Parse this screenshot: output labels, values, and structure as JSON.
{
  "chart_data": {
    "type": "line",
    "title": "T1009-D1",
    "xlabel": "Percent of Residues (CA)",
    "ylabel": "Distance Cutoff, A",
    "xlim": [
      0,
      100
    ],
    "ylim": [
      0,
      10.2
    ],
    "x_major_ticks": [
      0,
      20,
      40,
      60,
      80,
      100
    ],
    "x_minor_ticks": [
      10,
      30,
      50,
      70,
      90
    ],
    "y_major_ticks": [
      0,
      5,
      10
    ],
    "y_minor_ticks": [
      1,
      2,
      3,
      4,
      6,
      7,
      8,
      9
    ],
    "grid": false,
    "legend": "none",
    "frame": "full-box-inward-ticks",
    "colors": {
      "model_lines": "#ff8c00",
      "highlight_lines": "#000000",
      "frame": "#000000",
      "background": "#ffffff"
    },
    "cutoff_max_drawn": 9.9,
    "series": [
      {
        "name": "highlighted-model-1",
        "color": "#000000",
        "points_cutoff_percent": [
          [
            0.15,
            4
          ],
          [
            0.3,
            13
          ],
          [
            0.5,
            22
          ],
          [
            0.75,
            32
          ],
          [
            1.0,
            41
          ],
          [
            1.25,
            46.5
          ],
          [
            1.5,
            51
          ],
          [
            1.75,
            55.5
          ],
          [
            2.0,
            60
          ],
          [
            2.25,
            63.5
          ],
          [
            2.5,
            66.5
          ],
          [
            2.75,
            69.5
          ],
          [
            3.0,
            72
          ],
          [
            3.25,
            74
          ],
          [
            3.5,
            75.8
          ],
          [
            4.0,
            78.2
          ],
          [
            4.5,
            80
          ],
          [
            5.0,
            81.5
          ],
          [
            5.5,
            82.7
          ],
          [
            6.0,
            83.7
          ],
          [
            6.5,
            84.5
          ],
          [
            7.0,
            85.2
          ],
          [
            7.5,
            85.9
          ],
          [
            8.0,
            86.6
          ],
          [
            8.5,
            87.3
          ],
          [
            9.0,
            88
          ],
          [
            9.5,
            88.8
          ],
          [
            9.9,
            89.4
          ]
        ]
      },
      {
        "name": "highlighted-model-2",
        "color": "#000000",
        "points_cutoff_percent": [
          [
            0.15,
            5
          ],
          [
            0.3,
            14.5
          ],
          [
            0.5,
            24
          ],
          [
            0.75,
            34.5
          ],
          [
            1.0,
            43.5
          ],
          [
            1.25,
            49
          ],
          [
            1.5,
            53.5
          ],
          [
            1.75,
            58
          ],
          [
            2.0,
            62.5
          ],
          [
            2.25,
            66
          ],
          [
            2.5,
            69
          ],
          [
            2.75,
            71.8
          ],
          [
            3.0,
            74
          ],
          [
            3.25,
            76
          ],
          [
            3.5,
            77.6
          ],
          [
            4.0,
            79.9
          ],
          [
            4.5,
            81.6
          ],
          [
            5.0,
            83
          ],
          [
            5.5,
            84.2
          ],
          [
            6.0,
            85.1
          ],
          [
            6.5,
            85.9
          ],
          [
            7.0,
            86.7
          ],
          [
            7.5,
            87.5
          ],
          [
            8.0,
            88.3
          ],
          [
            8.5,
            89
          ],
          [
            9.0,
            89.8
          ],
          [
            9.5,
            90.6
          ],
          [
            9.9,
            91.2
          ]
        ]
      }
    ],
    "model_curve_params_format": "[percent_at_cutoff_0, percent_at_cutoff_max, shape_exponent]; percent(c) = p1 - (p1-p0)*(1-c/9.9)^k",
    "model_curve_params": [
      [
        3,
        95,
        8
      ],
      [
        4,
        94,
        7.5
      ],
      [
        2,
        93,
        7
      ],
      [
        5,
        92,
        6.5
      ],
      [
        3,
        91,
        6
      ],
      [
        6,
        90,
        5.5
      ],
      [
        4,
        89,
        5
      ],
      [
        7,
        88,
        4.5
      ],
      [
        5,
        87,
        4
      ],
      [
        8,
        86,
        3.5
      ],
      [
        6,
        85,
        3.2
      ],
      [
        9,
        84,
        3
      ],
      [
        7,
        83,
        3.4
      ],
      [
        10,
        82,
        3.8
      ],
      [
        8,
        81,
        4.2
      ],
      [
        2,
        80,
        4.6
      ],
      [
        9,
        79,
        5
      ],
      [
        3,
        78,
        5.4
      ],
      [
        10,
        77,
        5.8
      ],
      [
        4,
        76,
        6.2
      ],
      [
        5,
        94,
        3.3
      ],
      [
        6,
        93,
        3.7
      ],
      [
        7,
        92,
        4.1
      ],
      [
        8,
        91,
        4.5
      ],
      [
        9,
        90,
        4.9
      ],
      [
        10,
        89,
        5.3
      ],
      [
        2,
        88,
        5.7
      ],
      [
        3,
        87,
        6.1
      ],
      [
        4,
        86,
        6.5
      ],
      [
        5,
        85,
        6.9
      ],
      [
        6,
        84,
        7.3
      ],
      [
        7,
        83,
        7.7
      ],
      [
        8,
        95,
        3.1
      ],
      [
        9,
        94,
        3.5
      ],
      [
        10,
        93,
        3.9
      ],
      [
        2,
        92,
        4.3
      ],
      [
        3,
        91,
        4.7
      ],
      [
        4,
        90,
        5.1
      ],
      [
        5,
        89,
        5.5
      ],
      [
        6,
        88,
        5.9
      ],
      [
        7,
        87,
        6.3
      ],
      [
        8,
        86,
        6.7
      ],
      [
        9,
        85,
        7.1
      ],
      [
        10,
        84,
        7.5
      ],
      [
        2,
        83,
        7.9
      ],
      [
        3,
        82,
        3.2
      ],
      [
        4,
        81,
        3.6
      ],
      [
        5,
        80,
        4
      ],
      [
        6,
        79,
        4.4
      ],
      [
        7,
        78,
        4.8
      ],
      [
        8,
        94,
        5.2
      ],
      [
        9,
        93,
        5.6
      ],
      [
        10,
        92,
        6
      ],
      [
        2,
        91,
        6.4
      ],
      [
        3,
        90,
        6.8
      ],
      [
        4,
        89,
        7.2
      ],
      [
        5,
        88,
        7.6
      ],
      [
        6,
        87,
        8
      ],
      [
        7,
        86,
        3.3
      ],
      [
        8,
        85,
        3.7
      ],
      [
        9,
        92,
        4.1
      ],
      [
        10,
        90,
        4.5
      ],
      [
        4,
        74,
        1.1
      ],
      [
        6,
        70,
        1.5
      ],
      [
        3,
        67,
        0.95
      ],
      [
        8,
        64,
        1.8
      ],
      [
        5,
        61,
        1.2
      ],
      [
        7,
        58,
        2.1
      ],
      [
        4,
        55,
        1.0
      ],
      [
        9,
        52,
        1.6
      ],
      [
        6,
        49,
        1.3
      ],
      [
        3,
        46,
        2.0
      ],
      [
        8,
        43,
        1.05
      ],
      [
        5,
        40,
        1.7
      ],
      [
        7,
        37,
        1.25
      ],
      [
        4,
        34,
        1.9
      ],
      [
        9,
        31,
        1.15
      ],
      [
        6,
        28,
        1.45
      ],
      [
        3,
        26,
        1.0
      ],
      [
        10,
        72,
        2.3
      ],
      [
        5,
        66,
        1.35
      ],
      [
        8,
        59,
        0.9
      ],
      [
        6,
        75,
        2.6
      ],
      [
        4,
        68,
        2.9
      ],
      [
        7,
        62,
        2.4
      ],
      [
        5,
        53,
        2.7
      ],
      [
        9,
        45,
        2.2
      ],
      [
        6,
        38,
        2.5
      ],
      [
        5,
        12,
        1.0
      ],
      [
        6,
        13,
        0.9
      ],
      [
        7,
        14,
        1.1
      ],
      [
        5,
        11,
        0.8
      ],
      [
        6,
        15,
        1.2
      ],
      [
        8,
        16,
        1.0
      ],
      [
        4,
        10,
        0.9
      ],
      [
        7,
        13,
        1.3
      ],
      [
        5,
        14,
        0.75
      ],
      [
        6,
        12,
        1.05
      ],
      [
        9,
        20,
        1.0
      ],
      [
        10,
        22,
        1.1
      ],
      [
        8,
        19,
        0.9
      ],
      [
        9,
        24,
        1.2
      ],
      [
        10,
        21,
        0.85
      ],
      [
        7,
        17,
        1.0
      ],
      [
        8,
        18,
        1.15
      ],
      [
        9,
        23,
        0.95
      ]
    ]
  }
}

*To do*:
Pick out each line that holds the string "name".

*Solution to this problem*:
        "name": "highlighted-model-1",
        "name": "highlighted-model-2",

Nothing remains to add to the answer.